START Given data

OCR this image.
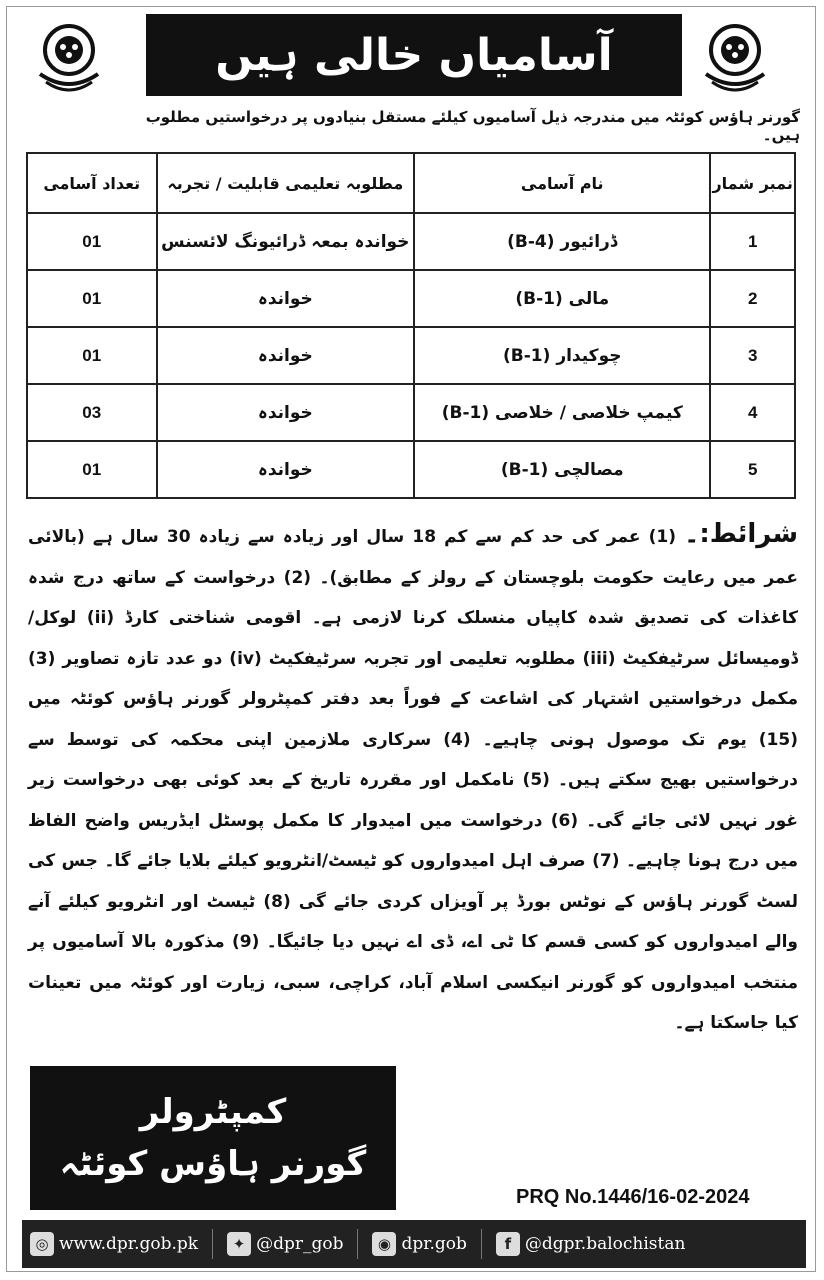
آسامیاں خالی ہیں
گورنر ہاؤس کوئٹہ میں مندرجہ ذیل آسامیوں کیلئے مستقل بنیادوں پر درخواستیں مطلوب ہیں۔
نمبر شمار	نام آسامی	مطلوبہ تعلیمی قابلیت / تجربہ	تعداد آسامی
1	ڈرائیور (B-4)	خواندہ بمعہ ڈرائیونگ لائسنس	01
2	مالی (B-1)	خواندہ	01
3	چوکیدار (B-1)	خواندہ	01
4	کیمپ خلاصی / خلاصی (B-1)	خواندہ	03
5	مصالچی (B-1)	خواندہ	01
شرائط:۔ (1) عمر کی حد کم سے کم 18 سال اور زیادہ سے زیادہ 30 سال ہے (بالائی عمر میں رعایت حکومت بلوچستان کے رولز کے مطابق)۔ (2) درخواست کے ساتھ درج شدہ کاغذات کی تصدیق شدہ کاپیاں منسلک کرنا لازمی ہے۔ اقومی شناختی کارڈ (ii) لوکل/ڈومیسائل سرٹیفکیٹ (iii) مطلوبہ تعلیمی اور تجربہ سرٹیفکیٹ (iv) دو عدد تازہ تصاویر (3) مکمل درخواستیں اشتہار کی اشاعت کے فوراً بعد دفتر کمپٹرولر گورنر ہاؤس کوئٹہ میں (15) یوم تک موصول ہونی چاہیے۔ (4) سرکاری ملازمین اپنی محکمہ کی توسط سے درخواستیں بھیج سکتے ہیں۔ (5) نامکمل اور مقررہ تاریخ کے بعد کوئی بھی درخواست زیر غور نہیں لائی جائے گی۔ (6) درخواست میں امیدوار کا مکمل پوسٹل ایڈریس واضح الفاظ میں درج ہونا چاہیے۔ (7) صرف اہل امیدواروں کو ٹیسٹ/انٹرویو کیلئے بلایا جائے گا۔ جس کی لسٹ گورنر ہاؤس کے نوٹس بورڈ پر آویزاں کردی جائے گی (8) ٹیسٹ اور انٹرویو کیلئے آنے والے امیدواروں کو کسی قسم کا ٹی اے، ڈی اے نہیں دیا جائیگا۔ (9) مذکورہ بالا آسامیوں پر منتخب امیدواروں کو گورنر انیکسی اسلام آباد، کراچی، سبی، زیارت اور کوئٹہ میں تعینات کیا جاسکتا ہے۔
کمپٹرولر
گورنر ہاؤس کوئٹہ
PRQ No.1446/16-02-2024
◎ www.dpr.gob.pk	✦ @dpr_gob	◉ dpr.gob	f @dgpr.balochistan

END Given data

* Your goal *
Strip the images and reproduce the remaining records precisely.

* Reply to the exercise *
OCR this image.
آسامیاں خالی ہیں
گورنر ہاؤس کوئٹہ میں مندرجہ ذیل آسامیوں کیلئے مستقل بنیادوں پر درخواستیں مطلوب ہیں۔
نمبر شمار	نام آسامی	مطلوبہ تعلیمی قابلیت / تجربہ	تعداد آسامی
1	ڈرائیور (B-4)	خواندہ بمعہ ڈرائیونگ لائسنس	01
2	مالی (B-1)	خواندہ	01
3	چوکیدار (B-1)	خواندہ	01
4	کیمپ خلاصی / خلاصی (B-1)	خواندہ	03
5	مصالچی (B-1)	خواندہ	01
شرائط:۔ (1) عمر کی حد کم سے کم 18 سال اور زیادہ سے زیادہ 30 سال ہے (بالائی عمر میں رعایت حکومت بلوچستان کے رولز کے مطابق)۔ (2) درخواست کے ساتھ درج شدہ کاغذات کی تصدیق شدہ کاپیاں منسلک کرنا لازمی ہے۔ اقومی شناختی کارڈ (ii) لوکل/ڈومیسائل سرٹیفکیٹ (iii) مطلوبہ تعلیمی اور تجربہ سرٹیفکیٹ (iv) دو عدد تازہ تصاویر (3) مکمل درخواستیں اشتہار کی اشاعت کے فوراً بعد دفتر کمپٹرولر گورنر ہاؤس کوئٹہ میں (15) یوم تک موصول ہونی چاہیے۔ (4) سرکاری ملازمین اپنی محکمہ کی توسط سے درخواستیں بھیج سکتے ہیں۔ (5) نامکمل اور مقررہ تاریخ کے بعد کوئی بھی درخواست زیر غور نہیں لائی جائے گی۔ (6) درخواست میں امیدوار کا مکمل پوسٹل ایڈریس واضح الفاظ میں درج ہونا چاہیے۔ (7) صرف اہل امیدواروں کو ٹیسٹ/انٹرویو کیلئے بلایا جائے گا۔ جس کی لسٹ گورنر ہاؤس کے نوٹس بورڈ پر آویزاں کردی جائے گی (8) ٹیسٹ اور انٹرویو کیلئے آنے والے امیدواروں کو کسی قسم کا ٹی اے، ڈی اے نہیں دیا جائیگا۔ (9) مذکورہ بالا آسامیوں پر منتخب امیدواروں کو گورنر انیکسی اسلام آباد، کراچی، سبی، زیارت اور کوئٹہ میں تعینات کیا جاسکتا ہے۔
کمپٹرولر
گورنر ہاؤس کوئٹہ
PRQ No.1446/16-02-2024
◎ www.dpr.gob.pk	✦ @dpr_gob	◉ dpr.gob	f @dgpr.balochistan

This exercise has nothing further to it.